# Problem
Quote the whole listing verbatim.

# Data listing

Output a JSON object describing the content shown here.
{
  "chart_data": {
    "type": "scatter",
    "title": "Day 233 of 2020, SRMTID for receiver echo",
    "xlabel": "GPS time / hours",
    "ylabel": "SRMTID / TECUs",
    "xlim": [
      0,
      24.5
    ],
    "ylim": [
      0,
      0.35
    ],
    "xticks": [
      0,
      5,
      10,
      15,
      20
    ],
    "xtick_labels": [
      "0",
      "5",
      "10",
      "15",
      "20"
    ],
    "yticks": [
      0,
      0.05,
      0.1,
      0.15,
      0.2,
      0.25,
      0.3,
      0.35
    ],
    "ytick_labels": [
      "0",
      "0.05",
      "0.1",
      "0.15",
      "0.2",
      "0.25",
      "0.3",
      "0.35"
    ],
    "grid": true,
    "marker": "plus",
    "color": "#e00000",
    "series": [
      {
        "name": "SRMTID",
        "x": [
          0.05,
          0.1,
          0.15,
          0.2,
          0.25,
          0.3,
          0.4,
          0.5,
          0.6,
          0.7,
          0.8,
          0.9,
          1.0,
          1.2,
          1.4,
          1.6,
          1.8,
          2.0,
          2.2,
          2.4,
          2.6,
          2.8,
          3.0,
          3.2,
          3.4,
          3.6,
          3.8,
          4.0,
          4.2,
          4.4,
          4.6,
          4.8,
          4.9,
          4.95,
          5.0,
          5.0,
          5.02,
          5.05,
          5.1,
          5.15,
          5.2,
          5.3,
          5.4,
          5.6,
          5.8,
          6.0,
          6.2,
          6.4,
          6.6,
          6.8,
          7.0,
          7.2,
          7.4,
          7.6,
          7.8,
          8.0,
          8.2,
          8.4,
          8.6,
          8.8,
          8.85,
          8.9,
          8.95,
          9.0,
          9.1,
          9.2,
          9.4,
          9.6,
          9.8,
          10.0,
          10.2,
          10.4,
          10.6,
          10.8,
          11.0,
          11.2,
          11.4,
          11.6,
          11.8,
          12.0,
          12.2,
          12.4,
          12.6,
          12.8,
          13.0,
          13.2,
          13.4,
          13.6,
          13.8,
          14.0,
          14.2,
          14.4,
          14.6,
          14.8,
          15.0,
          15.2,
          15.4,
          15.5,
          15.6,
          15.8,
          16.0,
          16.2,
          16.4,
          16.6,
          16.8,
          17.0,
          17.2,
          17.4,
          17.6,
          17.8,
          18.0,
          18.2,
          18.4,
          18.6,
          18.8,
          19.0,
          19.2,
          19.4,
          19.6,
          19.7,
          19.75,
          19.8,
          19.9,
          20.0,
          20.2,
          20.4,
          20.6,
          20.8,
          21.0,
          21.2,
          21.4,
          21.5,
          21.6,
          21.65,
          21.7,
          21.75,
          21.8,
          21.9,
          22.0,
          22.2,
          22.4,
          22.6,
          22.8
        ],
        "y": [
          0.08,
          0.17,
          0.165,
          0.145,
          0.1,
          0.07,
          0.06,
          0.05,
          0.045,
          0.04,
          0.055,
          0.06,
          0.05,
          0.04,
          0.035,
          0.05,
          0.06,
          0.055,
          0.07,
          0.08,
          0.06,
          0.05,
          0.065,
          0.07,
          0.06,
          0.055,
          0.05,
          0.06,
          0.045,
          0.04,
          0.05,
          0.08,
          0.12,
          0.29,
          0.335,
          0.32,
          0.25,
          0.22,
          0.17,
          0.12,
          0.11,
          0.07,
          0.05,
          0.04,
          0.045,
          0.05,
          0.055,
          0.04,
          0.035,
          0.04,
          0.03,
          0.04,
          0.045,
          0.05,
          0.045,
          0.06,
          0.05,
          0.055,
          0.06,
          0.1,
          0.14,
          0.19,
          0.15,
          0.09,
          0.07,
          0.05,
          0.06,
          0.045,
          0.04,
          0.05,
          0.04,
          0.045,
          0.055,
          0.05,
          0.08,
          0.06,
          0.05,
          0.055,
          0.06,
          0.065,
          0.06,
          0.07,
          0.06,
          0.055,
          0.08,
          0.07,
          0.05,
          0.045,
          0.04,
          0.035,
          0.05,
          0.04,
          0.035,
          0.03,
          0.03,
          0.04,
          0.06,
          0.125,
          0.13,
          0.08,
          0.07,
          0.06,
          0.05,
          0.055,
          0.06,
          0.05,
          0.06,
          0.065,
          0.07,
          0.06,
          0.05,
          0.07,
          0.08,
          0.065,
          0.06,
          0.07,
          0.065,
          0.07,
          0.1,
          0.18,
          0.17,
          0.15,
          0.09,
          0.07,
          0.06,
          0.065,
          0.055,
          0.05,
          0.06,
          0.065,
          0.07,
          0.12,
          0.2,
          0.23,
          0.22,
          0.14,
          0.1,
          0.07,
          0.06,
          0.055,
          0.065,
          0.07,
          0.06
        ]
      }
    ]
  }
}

# Exercise result
Output a JSON object describing the content shown here.
{
  "chart_data": {
    "type": "scatter",
    "title": "Day 233 of 2020, SRMTID for receiver echo",
    "xlabel": "GPS time / hours",
    "ylabel": "SRMTID / TECUs",
    "xlim": [
      0,
      24.5
    ],
    "ylim": [
      0,
      0.35
    ],
    "xticks": [
      0,
      5,
      10,
      15,
      20
    ],
    "xtick_labels": [
      "0",
      "5",
      "10",
      "15",
      "20"
    ],
    "yticks": [
      0,
      0.05,
      0.1,
      0.15,
      0.2,
      0.25,
      0.3,
      0.35
    ],
    "ytick_labels": [
      "0",
      "0.05",
      "0.1",
      "0.15",
      "0.2",
      "0.25",
      "0.3",
      "0.35"
    ],
    "grid": true,
    "marker": "plus",
    "color": "#e00000",
    "series": [
      {
        "name": "SRMTID",
        "x": [
          0.05,
          0.1,
          0.15,
          0.2,
          0.25,
          0.3,
          0.4,
          0.5,
          0.6,
          0.7,
          0.8,
          0.9,
          1.0,
          1.2,
          1.4,
          1.6,
          1.8,
          2.0,
          2.2,
          2.4,
          2.6,
          2.8,
          3.0,
          3.2,
          3.4,
          3.6,
          3.8,
          4.0,
          4.2,
          4.4,
          4.6,
          4.8,
          4.9,
          4.95,
          5.0,
          5.0,
          5.02,
          5.05,
          5.1,
          5.15,
          5.2,
          5.3,
          5.4,
          5.6,
          5.8,
          6.0,
          6.2,
          6.4,
          6.6,
          6.8,
          7.0,
          7.2,
          7.4,
          7.6,
          7.8,
          8.0,
          8.2,
          8.4,
          8.6,
          8.8,
          8.85,
          8.9,
          8.95,
          9.0,
          9.1,
          9.2,
          9.4,
          9.6,
          9.8,
          10.0,
          10.2,
          10.4,
          10.6,
          10.8,
          11.0,
          11.2,
          11.4,
          11.6,
          11.8,
          12.0,
          12.2,
          12.4,
          12.6,
          12.8,
          13.0,
          13.2,
          13.4,
          13.6,
          13.8,
          14.0,
          14.2,
          14.4,
          14.6,
          14.8,
          15.0,
          15.2,
          15.4,
          15.5,
          15.6,
          15.8,
          16.0,
          16.2,
          16.4,
          16.6,
          16.8,
          17.0,
          17.2,
          17.4,
          17.6,
          17.8,
          18.0,
          18.2,
          18.4,
          18.6,
          18.8,
          19.0,
          19.2,
          19.4,
          19.6,
          19.7,
          19.75,
          19.8,
          19.9,
          20.0,
          20.2,
          20.4,
          20.6,
          20.8,
          21.0,
          21.2,
          21.4,
          21.5,
          21.6,
          21.65,
          21.7,
          21.75,
          21.8,
          21.9,
          22.0,
          22.2,
          22.4,
          22.6,
          22.8
        ],
        "y": [
          0.08,
          0.17,
          0.165,
          0.145,
          0.1,
          0.07,
          0.06,
          0.05,
          0.045,
          0.04,
          0.055,
          0.06,
          0.05,
          0.04,
          0.035,
          0.05,
          0.06,
          0.055,
          0.07,
          0.08,
          0.06,
          0.05,
          0.065,
          0.07,
          0.06,
          0.055,
          0.05,
          0.06,
          0.045,
          0.04,
          0.05,
          0.08,
          0.12,
          0.29,
          0.335,
          0.32,
          0.25,
          0.22,
          0.17,
          0.12,
          0.11,
          0.07,
          0.05,
          0.04,
          0.045,
          0.05,
          0.055,
          0.04,
          0.035,
          0.04,
          0.03,
          0.04,
          0.045,
          0.05,
          0.045,
          0.06,
          0.05,
          0.055,
          0.06,
          0.1,
          0.14,
          0.19,
          0.15,
          0.09,
          0.07,
          0.05,
          0.06,
          0.045,
          0.04,
          0.05,
          0.04,
          0.045,
          0.055,
          0.05,
          0.08,
          0.06,
          0.05,
          0.055,
          0.06,
          0.065,
          0.06,
          0.07,
          0.06,
          0.055,
          0.08,
          0.07,
          0.05,
          0.045,
          0.04,
          0.035,
          0.05,
          0.04,
          0.035,
          0.03,
          0.03,
          0.04,
          0.06,
          0.125,
          0.13,
          0.08,
          0.07,
          0.06,
          0.05,
          0.055,
          0.06,
          0.05,
          0.06,
          0.065,
          0.07,
          0.06,
          0.05,
          0.07,
          0.08,
          0.065,
          0.06,
          0.07,
          0.065,
          0.07,
          0.1,
          0.18,
          0.17,
          0.15,
          0.09,
          0.07,
          0.06,
          0.065,
          0.055,
          0.05,
          0.06,
          0.065,
          0.07,
          0.12,
          0.2,
          0.23,
          0.22,
          0.14,
          0.1,
          0.07,
          0.06,
          0.055,
          0.065,
          0.07,
          0.06
        ]
      }
    ]
  }
}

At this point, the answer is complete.